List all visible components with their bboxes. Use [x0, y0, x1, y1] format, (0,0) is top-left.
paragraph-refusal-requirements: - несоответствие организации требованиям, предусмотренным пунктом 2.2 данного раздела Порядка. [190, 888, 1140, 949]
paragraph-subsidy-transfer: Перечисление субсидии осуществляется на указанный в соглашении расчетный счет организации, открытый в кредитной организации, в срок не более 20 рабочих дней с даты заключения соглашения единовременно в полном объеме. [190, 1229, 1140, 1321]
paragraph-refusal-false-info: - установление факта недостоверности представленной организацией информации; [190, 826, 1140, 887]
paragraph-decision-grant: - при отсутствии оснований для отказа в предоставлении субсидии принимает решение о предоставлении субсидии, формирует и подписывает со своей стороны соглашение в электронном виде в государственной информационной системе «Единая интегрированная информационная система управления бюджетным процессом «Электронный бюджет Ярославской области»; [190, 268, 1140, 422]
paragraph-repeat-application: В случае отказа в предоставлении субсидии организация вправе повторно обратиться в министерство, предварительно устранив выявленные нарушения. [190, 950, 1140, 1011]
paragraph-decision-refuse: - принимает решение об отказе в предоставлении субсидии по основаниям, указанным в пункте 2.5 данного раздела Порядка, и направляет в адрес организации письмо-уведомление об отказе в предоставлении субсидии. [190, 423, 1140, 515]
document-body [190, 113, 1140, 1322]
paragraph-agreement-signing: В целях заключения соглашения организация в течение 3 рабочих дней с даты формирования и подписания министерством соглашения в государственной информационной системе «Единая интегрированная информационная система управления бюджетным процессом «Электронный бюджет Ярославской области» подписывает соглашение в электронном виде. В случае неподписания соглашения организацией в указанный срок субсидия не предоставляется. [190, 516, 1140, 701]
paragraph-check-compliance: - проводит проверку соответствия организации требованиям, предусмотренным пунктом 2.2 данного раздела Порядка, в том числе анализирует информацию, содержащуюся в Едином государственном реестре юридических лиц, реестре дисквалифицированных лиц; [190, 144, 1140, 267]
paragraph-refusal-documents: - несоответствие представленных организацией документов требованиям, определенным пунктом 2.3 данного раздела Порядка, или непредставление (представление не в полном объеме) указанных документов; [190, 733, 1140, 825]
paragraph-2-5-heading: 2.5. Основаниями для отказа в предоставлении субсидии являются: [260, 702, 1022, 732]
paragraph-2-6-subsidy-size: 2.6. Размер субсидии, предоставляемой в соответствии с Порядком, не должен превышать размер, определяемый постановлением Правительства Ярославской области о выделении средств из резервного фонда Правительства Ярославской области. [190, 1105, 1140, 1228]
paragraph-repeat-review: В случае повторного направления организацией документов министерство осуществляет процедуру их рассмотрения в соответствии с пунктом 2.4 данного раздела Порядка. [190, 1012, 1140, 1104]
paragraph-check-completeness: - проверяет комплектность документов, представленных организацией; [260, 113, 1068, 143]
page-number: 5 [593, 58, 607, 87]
****************************************
:: What is needed ::
Recast every line of the items above as a Markdown table with the columns No. and Line, numbering the rows and skipping any blank lines.

:: Expected answer ::
| No. | Line |
|---|---|
| 1 | List all visible components with their bboxes. Use [x0, y0, x1, y1] format, (0,0) is top-left. |
| 2 | paragraph-refusal-requirements: - несоответствие организации требованиям, предусмотренным пунктом 2.2 данного раздела Порядка. [190, 888, 1140, 949] |
| 3 | paragraph-subsidy-transfer: Перечисление субсидии осуществляется на указанный в соглашении расчетный счет организации, открытый в кредитной организации, в срок не более 20 рабочих дней с даты заключения соглашения единовременно в полном объеме. [190, 1229, 1140, 1321] |
| 4 | paragraph-refusal-false-info: - установление факта недостоверности представленной организацией информации; [190, 826, 1140, 887] |
| 5 | paragraph-decision-grant: - при отсутствии оснований для отказа в предоставлении субсидии принимает решение о предоставлении субсидии, формирует и подписывает со своей стороны соглашение в электронном виде в государственной информационной системе «Единая интегрированная информационная система управления бюджетным процессом «Электронный бюджет Ярославской области»; [190, 268, 1140, 422] |
| 6 | paragraph-repeat-application: В случае отказа в предоставлении субсидии организация вправе повторно обратиться в министерство, предварительно устранив выявленные нарушения. [190, 950, 1140, 1011] |
| 7 | paragraph-decision-refuse: - принимает решение об отказе в предоставлении субсидии по основаниям, указанным в пункте 2.5 данного раздела Порядка, и направляет в адрес организации письмо-уведомление об отказе в предоставлении субсидии. [190, 423, 1140, 515] |
| 8 | document-body [190, 113, 1140, 1322] |
| 9 | paragraph-agreement-signing: В целях заключения соглашения организация в течение 3 рабочих дней с даты формирования и подписания министерством соглашения в государственной информационной системе «Единая интегрированная информационная система управления бюджетным процессом «Электронный бюджет Ярославской области» подписывает соглашение в электронном виде. В случае неподписания соглашения организацией в указанный срок субсидия не предоставляется. [190, 516, 1140, 701] |
| 10 | paragraph-check-compliance: - проводит проверку соответствия организации требованиям, предусмотренным пунктом 2.2 данного раздела Порядка, в том числе анализирует информацию, содержащуюся в Едином государственном реестре юридических лиц, реестре дисквалифицированных лиц; [190, 144, 1140, 267] |
| 11 | paragraph-refusal-documents: - несоответствие представленных организацией документов требованиям, определенным пунктом 2.3 данного раздела Порядка, или непредставление (представление не в полном объеме) указанных документов; [190, 733, 1140, 825] |
| 12 | paragraph-2-5-heading: 2.5. Основаниями для отказа в предоставлении субсидии являются: [260, 702, 1022, 732] |
| 13 | paragraph-2-6-subsidy-size: 2.6. Размер субсидии, предоставляемой в соответствии с Порядком, не должен превышать размер, определяемый постановлением Правительства Ярославской области о выделении средств из резервного фонда Правительства Ярославской области. [190, 1105, 1140, 1228] |
| 14 | paragraph-repeat-review: В случае повторного направления организацией документов министерство осуществляет процедуру их рассмотрения в соответствии с пунктом 2.4 данного раздела Порядка. [190, 1012, 1140, 1104] |
| 15 | paragraph-check-completeness: - проверяет комплектность документов, представленных организацией; [260, 113, 1068, 143] |
| 16 | page-number: 5 [593, 58, 607, 87] |